SUPPLIED MATERIAL
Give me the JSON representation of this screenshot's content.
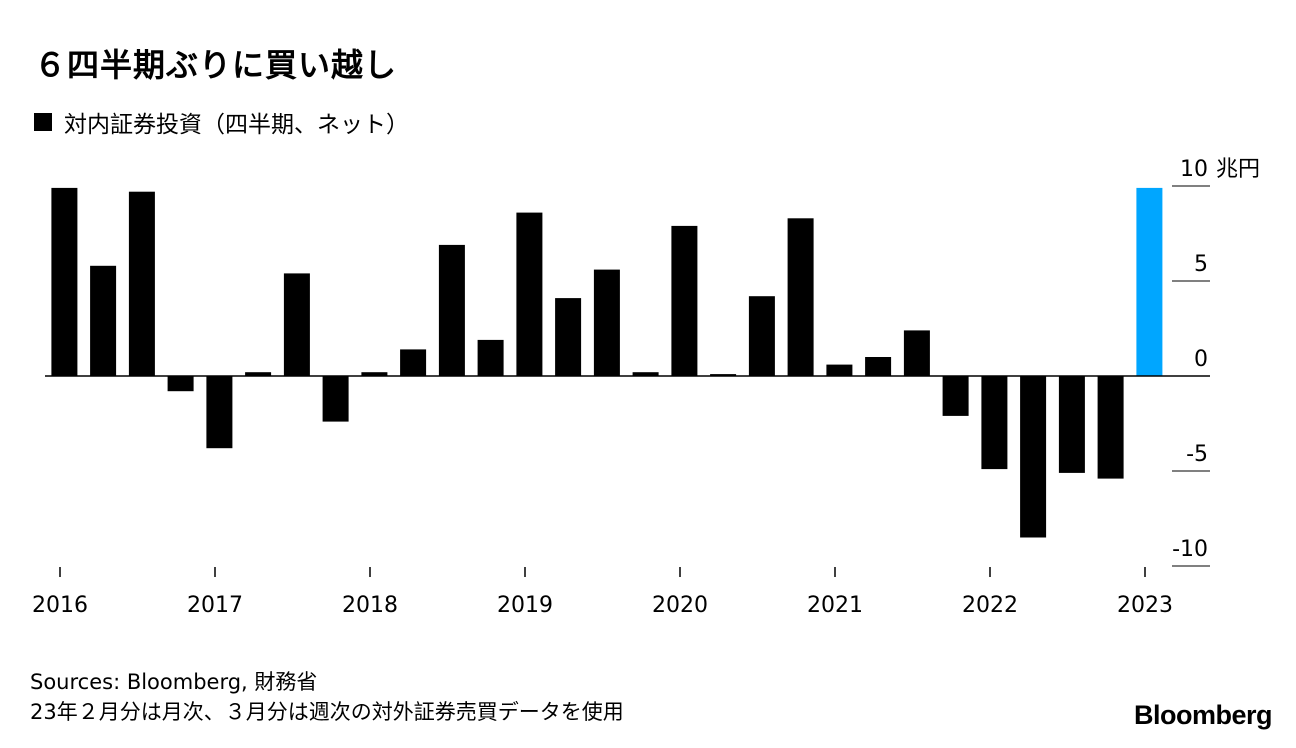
{
  "title": "６四半期ぶりに買い越し",
  "legend": "対内証券投資（四半期、ネット）",
  "unit": "兆円",
  "source": "Sources: Bloomberg, 財務省",
  "note": "23年２月分は月次、３月分は週次の対外証券売買データを使用",
  "logo": "Bloomberg",
  "colors": {
    "bar": "#000000",
    "highlight": "#00a6ff"
  },
  "chart_data": {
    "type": "bar",
    "ylim": [
      -10,
      10
    ],
    "yticks": [
      10,
      5,
      0,
      -5,
      -10
    ],
    "xticks": [
      "2016",
      "2017",
      "2018",
      "2019",
      "2020",
      "2021",
      "2022",
      "2023"
    ],
    "series": [
      {
        "values": [
          9.9,
          5.8,
          9.7,
          -0.8,
          -3.8,
          0.2,
          5.4,
          -2.4,
          0.2,
          1.4,
          6.9,
          1.9,
          8.6,
          4.1,
          5.6,
          0.2,
          7.9,
          0.1,
          4.2,
          8.3,
          0.6,
          1.0,
          2.4,
          -2.1,
          -4.9,
          -8.5,
          -5.1,
          -5.4,
          9.9
        ],
        "highlight_index": 28
      }
    ]
  }
}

GIVEN INSTRUCTION
Without the pictures, restate all the entries above exactly.

RESPONSE TO THIS EXERCISE
Give me the JSON representation of this screenshot's content.
{
  "title": "６四半期ぶりに買い越し",
  "legend": "対内証券投資（四半期、ネット）",
  "unit": "兆円",
  "source": "Sources: Bloomberg, 財務省",
  "note": "23年２月分は月次、３月分は週次の対外証券売買データを使用",
  "logo": "Bloomberg",
  "colors": {
    "bar": "#000000",
    "highlight": "#00a6ff"
  },
  "chart_data": {
    "type": "bar",
    "ylim": [
      -10,
      10
    ],
    "yticks": [
      10,
      5,
      0,
      -5,
      -10
    ],
    "xticks": [
      "2016",
      "2017",
      "2018",
      "2019",
      "2020",
      "2021",
      "2022",
      "2023"
    ],
    "series": [
      {
        "values": [
          9.9,
          5.8,
          9.7,
          -0.8,
          -3.8,
          0.2,
          5.4,
          -2.4,
          0.2,
          1.4,
          6.9,
          1.9,
          8.6,
          4.1,
          5.6,
          0.2,
          7.9,
          0.1,
          4.2,
          8.3,
          0.6,
          1.0,
          2.4,
          -2.1,
          -4.9,
          -8.5,
          -5.1,
          -5.4,
          9.9
        ],
        "highlight_index": 28
      }
    ]
  }
}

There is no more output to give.